=== Requirements ===
Word for word, give the material below again, minus any images.

=== Extracted data ===

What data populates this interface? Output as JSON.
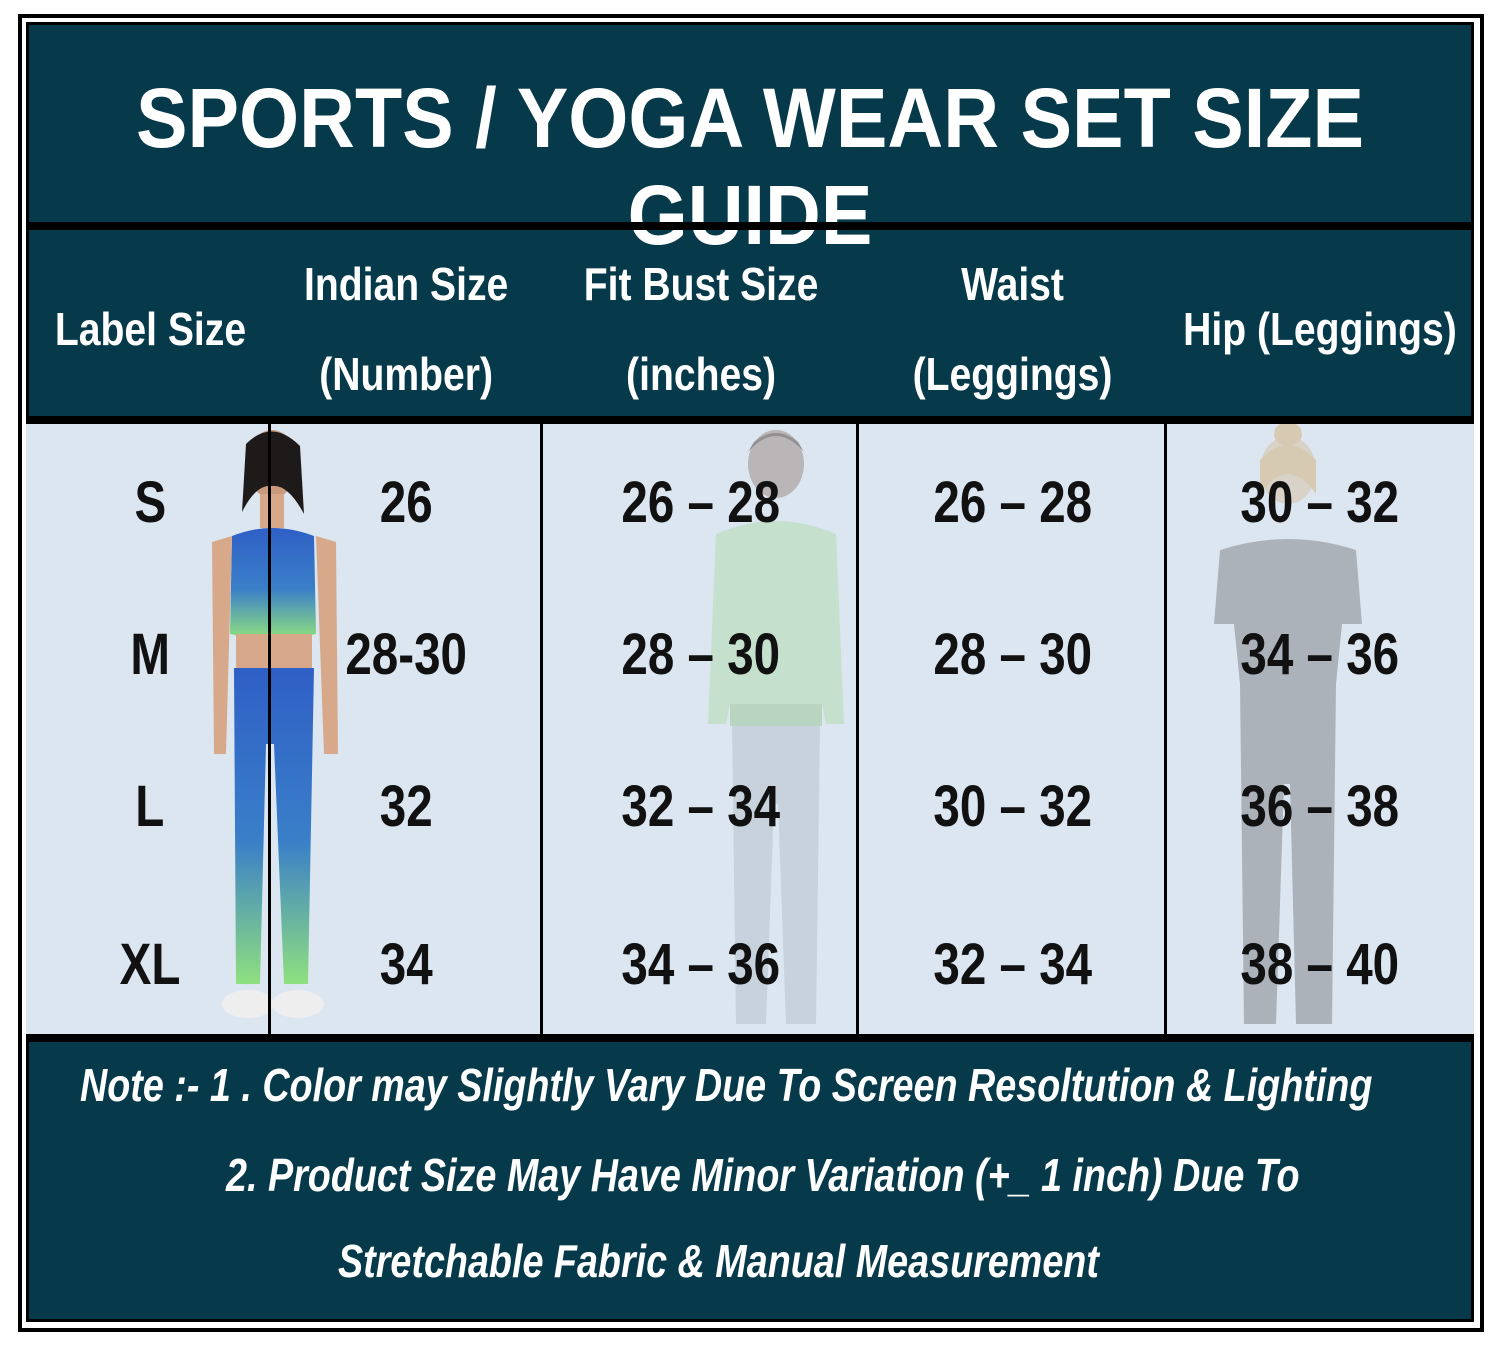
{
  "title": "SPORTS / YOGA WEAR SET SIZE GUIDE",
  "headers": {
    "label": "Label Size",
    "indian_1": "Indian Size",
    "indian_2": "(Number)",
    "bust_1": "Fit Bust Size",
    "bust_2": "(inches)",
    "waist_1": "Waist",
    "waist_2": "(Leggings)",
    "hip": "Hip (Leggings)"
  },
  "rows": [
    {
      "label": "S",
      "indian": "26",
      "bust": "26 – 28",
      "waist": "26 – 28",
      "hip": "30 – 32"
    },
    {
      "label": "M",
      "indian": "28-30",
      "bust": "28 – 30",
      "waist": "28 – 30",
      "hip": "34 – 36"
    },
    {
      "label": "L",
      "indian": "32",
      "bust": "32 – 34",
      "waist": "30 – 32",
      "hip": "36 – 38"
    },
    {
      "label": "XL",
      "indian": "34",
      "bust": "34 – 36",
      "waist": "32 – 34",
      "hip": "38 – 40"
    }
  ],
  "notes": {
    "line1": "Note :- 1 . Color may Slightly Vary Due To Screen Resoltution & Lighting",
    "line2": "2. Product Size May Have Minor Variation (+_ 1 inch) Due To",
    "line3": "Stretchable Fabric & Manual Measurement"
  },
  "colors": {
    "panel": "#063a4a",
    "body": "#dbe6f1",
    "text_light": "#ffffff",
    "text_dark": "#111111"
  }
}
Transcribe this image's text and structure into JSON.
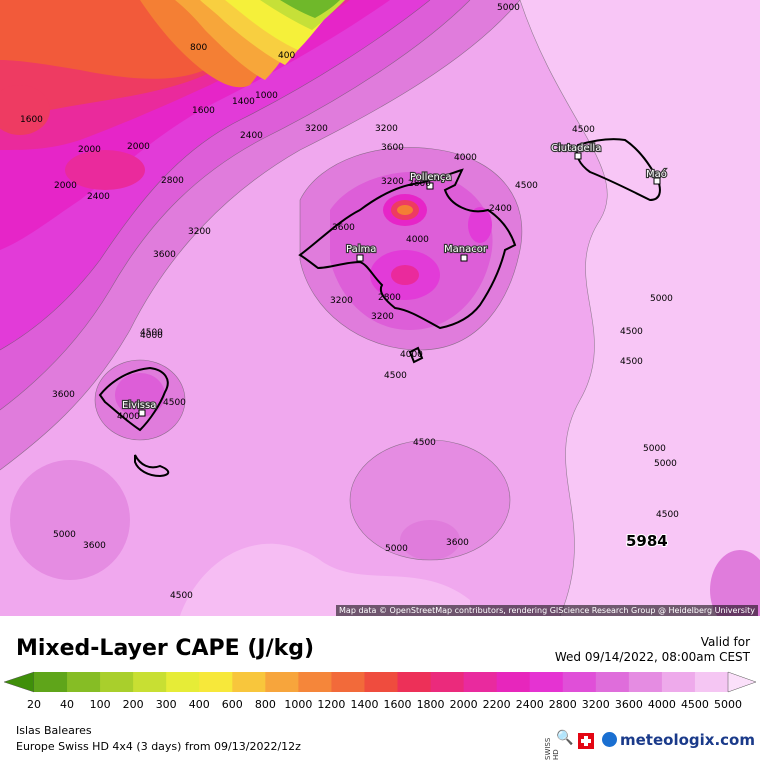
{
  "map": {
    "attribution": "Map data © OpenStreetMap contributors, rendering GIScience Research Group @ Heidelberg University",
    "stamp": "5984",
    "cities": [
      "Pollença",
      "Palma",
      "Manacor",
      "Ciutadella",
      "Maó",
      "Eivissa"
    ],
    "contour_labels": [
      "5000",
      "400",
      "800",
      "1000",
      "1400",
      "1600",
      "1600",
      "2000",
      "2000",
      "2000",
      "2400",
      "2400",
      "2800",
      "3200",
      "3200",
      "3600",
      "3200",
      "3600",
      "4000",
      "4500",
      "2800",
      "3200",
      "3600",
      "4000",
      "2400",
      "3200",
      "2800",
      "3200",
      "4000",
      "4500",
      "4500",
      "4500",
      "4500",
      "5000",
      "4500",
      "5000",
      "5000",
      "4500",
      "5000",
      "3600",
      "3600",
      "4000",
      "5000",
      "4500",
      "4500",
      "4000",
      "3600",
      "4500"
    ],
    "colors": {
      "c4500": "#f0a8ee",
      "c5000": "#f8c6f6",
      "c3600": "#e07cdc",
      "c3200": "#dd5ed8",
      "c2800": "#e23bd8",
      "c2400": "#e625c8",
      "c2000": "#ea2a9c",
      "c1600": "#ee3b62",
      "c1200": "#f25a3a",
      "c1000": "#f47f34",
      "c800": "#f7a63a",
      "c600": "#f8cf40",
      "c400": "#f5f03a",
      "c200": "#c6e038",
      "c100": "#9fd038",
      "c20": "#4a9a12"
    }
  },
  "title": "Mixed-Layer CAPE (J/kg)",
  "valid_label": "Valid for",
  "valid_time": "Wed 09/14/2022, 08:00am CEST",
  "legend": {
    "ticks": [
      "20",
      "40",
      "100",
      "200",
      "300",
      "400",
      "600",
      "800",
      "1000",
      "1200",
      "1400",
      "1600",
      "1800",
      "2000",
      "2200",
      "2400",
      "2800",
      "3200",
      "3600",
      "4000",
      "4500",
      "5000"
    ],
    "colors": [
      "#3f8f0a",
      "#5fa51a",
      "#86bd25",
      "#a9cf2c",
      "#c8df33",
      "#e6ec37",
      "#f7e83a",
      "#f8c63c",
      "#f7a53c",
      "#f5863a",
      "#f26a3a",
      "#ef4c3e",
      "#ed3058",
      "#eb2a7c",
      "#e92a9e",
      "#e726bc",
      "#e533d2",
      "#e04fd8",
      "#df6ddb",
      "#e58ce2",
      "#eeaaeb",
      "#f5c6f3",
      "#fbe0fa"
    ]
  },
  "footer": {
    "region": "Islas Baleares",
    "model": "Europe Swiss HD 4x4 (3 days) from 09/13/2022/12z",
    "brand": "meteologix.com",
    "swiss_hd": "SWISS HD"
  }
}
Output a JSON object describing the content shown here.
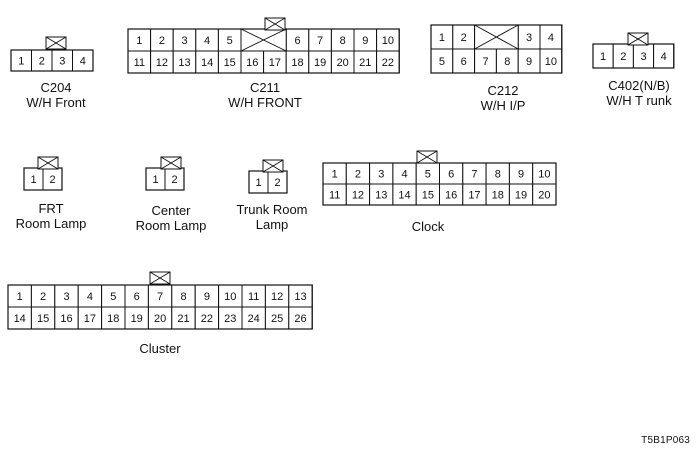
{
  "connectors": [
    {
      "id": "c204",
      "name": "C204",
      "desc": "W/H Front",
      "rows": [
        [
          "1",
          "2",
          "3",
          "4"
        ]
      ],
      "blank_cells": [],
      "lock_over_pin": "2"
    },
    {
      "id": "c211",
      "name": "C211",
      "desc": "W/H FRONT",
      "rows": [
        [
          "1",
          "2",
          "3",
          "4",
          "5",
          "",
          "",
          "6",
          "7",
          "8",
          "9",
          "10"
        ],
        [
          "11",
          "12",
          "13",
          "14",
          "15",
          "16",
          "17",
          "18",
          "19",
          "20",
          "21",
          "22"
        ]
      ],
      "blank_cells": [
        "X across top row columns 6-7"
      ],
      "lock_over_pin": "16"
    },
    {
      "id": "c212",
      "name": "C212",
      "desc": "W/H I/P",
      "rows": [
        [
          "1",
          "2",
          "",
          "",
          "3",
          "4"
        ],
        [
          "5",
          "6",
          "7",
          "8",
          "9",
          "10"
        ]
      ],
      "blank_cells": [
        "X across top row columns 3-4"
      ],
      "lock_over_pin": ""
    },
    {
      "id": "c402",
      "name": "C402(N/B)",
      "desc": "W/H T runk",
      "rows": [
        [
          "1",
          "2",
          "3",
          "4"
        ]
      ],
      "blank_cells": [],
      "lock_over_pin": "2-3"
    },
    {
      "id": "frt_room_lamp",
      "name": "FRT",
      "desc": "Room Lamp",
      "rows": [
        [
          "1",
          "2"
        ]
      ],
      "blank_cells": [],
      "lock_over_pin": "1-2"
    },
    {
      "id": "center_room_lamp",
      "name": "Center",
      "desc": "Room Lamp",
      "rows": [
        [
          "1",
          "2"
        ]
      ],
      "blank_cells": [],
      "lock_over_pin": "1-2"
    },
    {
      "id": "trunk_room_lamp",
      "name": "Trunk Room",
      "desc": "Lamp",
      "rows": [
        [
          "1",
          "2"
        ]
      ],
      "blank_cells": [],
      "lock_over_pin": "1-2"
    },
    {
      "id": "clock",
      "name": "Clock",
      "desc": "",
      "rows": [
        [
          "1",
          "2",
          "3",
          "4",
          "5",
          "6",
          "7",
          "8",
          "9",
          "10"
        ],
        [
          "11",
          "12",
          "13",
          "14",
          "15",
          "16",
          "17",
          "18",
          "19",
          "20"
        ]
      ],
      "blank_cells": [],
      "lock_over_pin": "5"
    },
    {
      "id": "cluster",
      "name": "Cluster",
      "desc": "",
      "rows": [
        [
          "1",
          "2",
          "3",
          "4",
          "5",
          "6",
          "7",
          "8",
          "9",
          "10",
          "11",
          "12",
          "13"
        ],
        [
          "14",
          "15",
          "16",
          "17",
          "18",
          "19",
          "20",
          "21",
          "22",
          "23",
          "24",
          "25",
          "26"
        ]
      ],
      "blank_cells": [],
      "lock_over_pin": "7"
    }
  ],
  "figure_code": "T5B1P063"
}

=== The solution ===
What data populates this interface? Output as JSON.
{
  "title": "SPORTS / YOGA WEAR SET SIZE GUIDE",
  "headers": {
    "label": "Label Size",
    "indian_1": "Indian Size",
    "indian_2": "(Number)",
    "bust_1": "Fit Bust Size",
    "bust_2": "(inches)",
    "waist_1": "Waist",
    "waist_2": "(Leggings)",
    "hip": "Hip (Leggings)"
  },
  "rows": [
    {
      "label": "S",
      "indian": "26",
      "bust": "26 – 28",
      "waist": "26 – 28",
      "hip": "30 – 32"
    },
    {
      "label": "M",
      "indian": "28-30",
      "bust": "28 – 30",
      "waist": "28 – 30",
      "hip": "34 – 36"
    },
    {
      "label": "L",
      "indian": "32",
      "bust": "32 – 34",
      "waist": "30 – 32",
      "hip": "36 – 38"
    },
    {
      "label": "XL",
      "indian": "34",
      "bust": "34 – 36",
      "waist": "32 – 34",
      "hip": "38 – 40"
    }
  ],
  "notes": {
    "line1": "Note :- 1 . Color may Slightly Vary Due To Screen Resoltution & Lighting",
    "line2": "2. Product Size May Have Minor Variation (+_ 1 inch) Due To",
    "line3": "Stretchable Fabric & Manual Measurement"
  },
  "colors": {
    "panel": "#063a4a",
    "body": "#dbe6f1",
    "text_light": "#ffffff",
    "text_dark": "#111111"
  }
}
Transcribe this image's text and structure into JSON.
{
  "map": {
    "attribution": "Map data © OpenStreetMap contributors, rendering GIScience Research Group @ Heidelberg University",
    "stamp": "5984",
    "cities": [
      "Pollença",
      "Palma",
      "Manacor",
      "Ciutadella",
      "Maó",
      "Eivissa"
    ],
    "contour_labels": [
      "5000",
      "400",
      "800",
      "1000",
      "1400",
      "1600",
      "1600",
      "2000",
      "2000",
      "2000",
      "2400",
      "2400",
      "2800",
      "3200",
      "3200",
      "3600",
      "3200",
      "3600",
      "4000",
      "4500",
      "2800",
      "3200",
      "3600",
      "4000",
      "2400",
      "3200",
      "2800",
      "3200",
      "4000",
      "4500",
      "4500",
      "4500",
      "4500",
      "5000",
      "4500",
      "5000",
      "5000",
      "4500",
      "5000",
      "3600",
      "3600",
      "4000",
      "5000",
      "4500",
      "4500",
      "4000",
      "3600",
      "4500"
    ],
    "colors": {
      "c4500": "#f0a8ee",
      "c5000": "#f8c6f6",
      "c3600": "#e07cdc",
      "c3200": "#dd5ed8",
      "c2800": "#e23bd8",
      "c2400": "#e625c8",
      "c2000": "#ea2a9c",
      "c1600": "#ee3b62",
      "c1200": "#f25a3a",
      "c1000": "#f47f34",
      "c800": "#f7a63a",
      "c600": "#f8cf40",
      "c400": "#f5f03a",
      "c200": "#c6e038",
      "c100": "#9fd038",
      "c20": "#4a9a12"
    }
  },
  "title": "Mixed-Layer CAPE (J/kg)",
  "valid_label": "Valid for",
  "valid_time": "Wed 09/14/2022, 08:00am CEST",
  "legend": {
    "ticks": [
      "20",
      "40",
      "100",
      "200",
      "300",
      "400",
      "600",
      "800",
      "1000",
      "1200",
      "1400",
      "1600",
      "1800",
      "2000",
      "2200",
      "2400",
      "2800",
      "3200",
      "3600",
      "4000",
      "4500",
      "5000"
    ],
    "colors": [
      "#3f8f0a",
      "#5fa51a",
      "#86bd25",
      "#a9cf2c",
      "#c8df33",
      "#e6ec37",
      "#f7e83a",
      "#f8c63c",
      "#f7a53c",
      "#f5863a",
      "#f26a3a",
      "#ef4c3e",
      "#ed3058",
      "#eb2a7c",
      "#e92a9e",
      "#e726bc",
      "#e533d2",
      "#e04fd8",
      "#df6ddb",
      "#e58ce2",
      "#eeaaeb",
      "#f5c6f3",
      "#fbe0fa"
    ]
  },
  "footer": {
    "region": "Islas Baleares",
    "model": "Europe Swiss HD 4x4 (3 days) from 09/13/2022/12z",
    "brand": "meteologix.com",
    "swiss_hd": "SWISS HD"
  }
}
Output a JSON object describing the content shown here.
{
  "connectors": [
    {
      "id": "c204",
      "name": "C204",
      "desc": "W/H Front",
      "rows": [
        [
          "1",
          "2",
          "3",
          "4"
        ]
      ],
      "blank_cells": [],
      "lock_over_pin": "2"
    },
    {
      "id": "c211",
      "name": "C211",
      "desc": "W/H FRONT",
      "rows": [
        [
          "1",
          "2",
          "3",
          "4",
          "5",
          "",
          "",
          "6",
          "7",
          "8",
          "9",
          "10"
        ],
        [
          "11",
          "12",
          "13",
          "14",
          "15",
          "16",
          "17",
          "18",
          "19",
          "20",
          "21",
          "22"
        ]
      ],
      "blank_cells": [
        "X across top row columns 6-7"
      ],
      "lock_over_pin": "16"
    },
    {
      "id": "c212",
      "name": "C212",
      "desc": "W/H I/P",
      "rows": [
        [
          "1",
          "2",
          "",
          "",
          "3",
          "4"
        ],
        [
          "5",
          "6",
          "7",
          "8",
          "9",
          "10"
        ]
      ],
      "blank_cells": [
        "X across top row columns 3-4"
      ],
      "lock_over_pin": ""
    },
    {
      "id": "c402",
      "name": "C402(N/B)",
      "desc": "W/H T runk",
      "rows": [
        [
          "1",
          "2",
          "3",
          "4"
        ]
      ],
      "blank_cells": [],
      "lock_over_pin": "2-3"
    },
    {
      "id": "frt_room_lamp",
      "name": "FRT",
      "desc": "Room Lamp",
      "rows": [
        [
          "1",
          "2"
        ]
      ],
      "blank_cells": [],
      "lock_over_pin": "1-2"
    },
    {
      "id": "center_room_lamp",
      "name": "Center",
      "desc": "Room Lamp",
      "rows": [
        [
          "1",
          "2"
        ]
      ],
      "blank_cells": [],
      "lock_over_pin": "1-2"
    },
    {
      "id": "trunk_room_lamp",
      "name": "Trunk Room",
      "desc": "Lamp",
      "rows": [
        [
          "1",
          "2"
        ]
      ],
      "blank_cells": [],
      "lock_over_pin": "1-2"
    },
    {
      "id": "clock",
      "name": "Clock",
      "desc": "",
      "rows": [
        [
          "1",
          "2",
          "3",
          "4",
          "5",
          "6",
          "7",
          "8",
          "9",
          "10"
        ],
        [
          "11",
          "12",
          "13",
          "14",
          "15",
          "16",
          "17",
          "18",
          "19",
          "20"
        ]
      ],
      "blank_cells": [],
      "lock_over_pin": "5"
    },
    {
      "id": "cluster",
      "name": "Cluster",
      "desc": "",
      "rows": [
        [
          "1",
          "2",
          "3",
          "4",
          "5",
          "6",
          "7",
          "8",
          "9",
          "10",
          "11",
          "12",
          "13"
        ],
        [
          "14",
          "15",
          "16",
          "17",
          "18",
          "19",
          "20",
          "21",
          "22",
          "23",
          "24",
          "25",
          "26"
        ]
      ],
      "blank_cells": [],
      "lock_over_pin": "7"
    }
  ],
  "figure_code": "T5B1P063"
}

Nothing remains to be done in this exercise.